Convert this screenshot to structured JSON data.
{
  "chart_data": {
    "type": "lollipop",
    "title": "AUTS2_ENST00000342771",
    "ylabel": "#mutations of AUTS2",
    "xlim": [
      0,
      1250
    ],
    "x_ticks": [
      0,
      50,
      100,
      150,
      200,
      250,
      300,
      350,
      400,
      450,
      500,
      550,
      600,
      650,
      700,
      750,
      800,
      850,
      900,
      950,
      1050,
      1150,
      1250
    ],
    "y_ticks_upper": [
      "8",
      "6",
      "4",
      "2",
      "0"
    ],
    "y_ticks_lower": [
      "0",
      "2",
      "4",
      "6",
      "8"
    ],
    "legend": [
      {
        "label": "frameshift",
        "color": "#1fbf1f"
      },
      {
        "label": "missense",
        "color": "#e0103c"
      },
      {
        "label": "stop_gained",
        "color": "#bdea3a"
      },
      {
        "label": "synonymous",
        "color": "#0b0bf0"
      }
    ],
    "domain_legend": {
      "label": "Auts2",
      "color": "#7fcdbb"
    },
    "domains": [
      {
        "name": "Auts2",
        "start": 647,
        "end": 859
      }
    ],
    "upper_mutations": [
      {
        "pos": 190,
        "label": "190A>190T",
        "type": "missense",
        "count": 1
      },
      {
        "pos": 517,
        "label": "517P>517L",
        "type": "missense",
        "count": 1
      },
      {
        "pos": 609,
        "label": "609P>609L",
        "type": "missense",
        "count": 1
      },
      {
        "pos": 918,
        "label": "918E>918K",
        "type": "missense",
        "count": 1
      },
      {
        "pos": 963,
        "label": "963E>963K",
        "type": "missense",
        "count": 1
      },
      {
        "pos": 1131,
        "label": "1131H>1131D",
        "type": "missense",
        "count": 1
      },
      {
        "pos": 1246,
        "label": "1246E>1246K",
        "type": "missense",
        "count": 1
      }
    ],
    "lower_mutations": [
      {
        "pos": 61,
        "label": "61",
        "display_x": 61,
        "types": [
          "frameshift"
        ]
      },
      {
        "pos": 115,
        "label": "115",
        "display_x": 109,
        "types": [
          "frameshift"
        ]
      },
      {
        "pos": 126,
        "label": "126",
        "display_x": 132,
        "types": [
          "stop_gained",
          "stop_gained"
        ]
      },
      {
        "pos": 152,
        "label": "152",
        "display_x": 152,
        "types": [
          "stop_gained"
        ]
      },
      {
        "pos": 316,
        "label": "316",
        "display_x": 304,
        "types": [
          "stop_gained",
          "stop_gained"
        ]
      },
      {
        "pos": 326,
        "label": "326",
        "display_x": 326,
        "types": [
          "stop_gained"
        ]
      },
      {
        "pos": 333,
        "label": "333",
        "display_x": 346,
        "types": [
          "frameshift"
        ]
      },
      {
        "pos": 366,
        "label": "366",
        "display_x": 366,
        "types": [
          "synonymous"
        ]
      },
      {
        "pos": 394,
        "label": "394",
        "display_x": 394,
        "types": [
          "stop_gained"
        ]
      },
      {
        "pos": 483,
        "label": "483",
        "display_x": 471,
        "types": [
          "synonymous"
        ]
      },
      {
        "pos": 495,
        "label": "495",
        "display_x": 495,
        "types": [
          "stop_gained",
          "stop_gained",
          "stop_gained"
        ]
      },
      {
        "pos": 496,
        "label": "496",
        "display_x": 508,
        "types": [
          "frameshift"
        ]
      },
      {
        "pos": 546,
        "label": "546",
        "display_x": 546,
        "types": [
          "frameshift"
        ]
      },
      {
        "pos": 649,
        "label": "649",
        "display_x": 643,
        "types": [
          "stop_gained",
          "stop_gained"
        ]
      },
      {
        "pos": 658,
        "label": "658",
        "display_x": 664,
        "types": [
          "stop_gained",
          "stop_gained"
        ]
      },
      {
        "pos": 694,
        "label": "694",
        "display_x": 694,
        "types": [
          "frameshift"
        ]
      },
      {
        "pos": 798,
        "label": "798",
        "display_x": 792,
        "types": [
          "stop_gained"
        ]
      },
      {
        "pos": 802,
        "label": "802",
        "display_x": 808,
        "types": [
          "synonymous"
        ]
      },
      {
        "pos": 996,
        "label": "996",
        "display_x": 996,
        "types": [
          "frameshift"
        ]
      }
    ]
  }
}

+ + + + +

__Directive__:
Each record above must be given again exactly.

__Reply__:
Convert this screenshot to structured JSON data.
{
  "chart_data": {
    "type": "lollipop",
    "title": "AUTS2_ENST00000342771",
    "ylabel": "#mutations of AUTS2",
    "xlim": [
      0,
      1250
    ],
    "x_ticks": [
      0,
      50,
      100,
      150,
      200,
      250,
      300,
      350,
      400,
      450,
      500,
      550,
      600,
      650,
      700,
      750,
      800,
      850,
      900,
      950,
      1050,
      1150,
      1250
    ],
    "y_ticks_upper": [
      "8",
      "6",
      "4",
      "2",
      "0"
    ],
    "y_ticks_lower": [
      "0",
      "2",
      "4",
      "6",
      "8"
    ],
    "legend": [
      {
        "label": "frameshift",
        "color": "#1fbf1f"
      },
      {
        "label": "missense",
        "color": "#e0103c"
      },
      {
        "label": "stop_gained",
        "color": "#bdea3a"
      },
      {
        "label": "synonymous",
        "color": "#0b0bf0"
      }
    ],
    "domain_legend": {
      "label": "Auts2",
      "color": "#7fcdbb"
    },
    "domains": [
      {
        "name": "Auts2",
        "start": 647,
        "end": 859
      }
    ],
    "upper_mutations": [
      {
        "pos": 190,
        "label": "190A>190T",
        "type": "missense",
        "count": 1
      },
      {
        "pos": 517,
        "label": "517P>517L",
        "type": "missense",
        "count": 1
      },
      {
        "pos": 609,
        "label": "609P>609L",
        "type": "missense",
        "count": 1
      },
      {
        "pos": 918,
        "label": "918E>918K",
        "type": "missense",
        "count": 1
      },
      {
        "pos": 963,
        "label": "963E>963K",
        "type": "missense",
        "count": 1
      },
      {
        "pos": 1131,
        "label": "1131H>1131D",
        "type": "missense",
        "count": 1
      },
      {
        "pos": 1246,
        "label": "1246E>1246K",
        "type": "missense",
        "count": 1
      }
    ],
    "lower_mutations": [
      {
        "pos": 61,
        "label": "61",
        "display_x": 61,
        "types": [
          "frameshift"
        ]
      },
      {
        "pos": 115,
        "label": "115",
        "display_x": 109,
        "types": [
          "frameshift"
        ]
      },
      {
        "pos": 126,
        "label": "126",
        "display_x": 132,
        "types": [
          "stop_gained",
          "stop_gained"
        ]
      },
      {
        "pos": 152,
        "label": "152",
        "display_x": 152,
        "types": [
          "stop_gained"
        ]
      },
      {
        "pos": 316,
        "label": "316",
        "display_x": 304,
        "types": [
          "stop_gained",
          "stop_gained"
        ]
      },
      {
        "pos": 326,
        "label": "326",
        "display_x": 326,
        "types": [
          "stop_gained"
        ]
      },
      {
        "pos": 333,
        "label": "333",
        "display_x": 346,
        "types": [
          "frameshift"
        ]
      },
      {
        "pos": 366,
        "label": "366",
        "display_x": 366,
        "types": [
          "synonymous"
        ]
      },
      {
        "pos": 394,
        "label": "394",
        "display_x": 394,
        "types": [
          "stop_gained"
        ]
      },
      {
        "pos": 483,
        "label": "483",
        "display_x": 471,
        "types": [
          "synonymous"
        ]
      },
      {
        "pos": 495,
        "label": "495",
        "display_x": 495,
        "types": [
          "stop_gained",
          "stop_gained",
          "stop_gained"
        ]
      },
      {
        "pos": 496,
        "label": "496",
        "display_x": 508,
        "types": [
          "frameshift"
        ]
      },
      {
        "pos": 546,
        "label": "546",
        "display_x": 546,
        "types": [
          "frameshift"
        ]
      },
      {
        "pos": 649,
        "label": "649",
        "display_x": 643,
        "types": [
          "stop_gained",
          "stop_gained"
        ]
      },
      {
        "pos": 658,
        "label": "658",
        "display_x": 664,
        "types": [
          "stop_gained",
          "stop_gained"
        ]
      },
      {
        "pos": 694,
        "label": "694",
        "display_x": 694,
        "types": [
          "frameshift"
        ]
      },
      {
        "pos": 798,
        "label": "798",
        "display_x": 792,
        "types": [
          "stop_gained"
        ]
      },
      {
        "pos": 802,
        "label": "802",
        "display_x": 808,
        "types": [
          "synonymous"
        ]
      },
      {
        "pos": 996,
        "label": "996",
        "display_x": 996,
        "types": [
          "frameshift"
        ]
      }
    ]
  }
}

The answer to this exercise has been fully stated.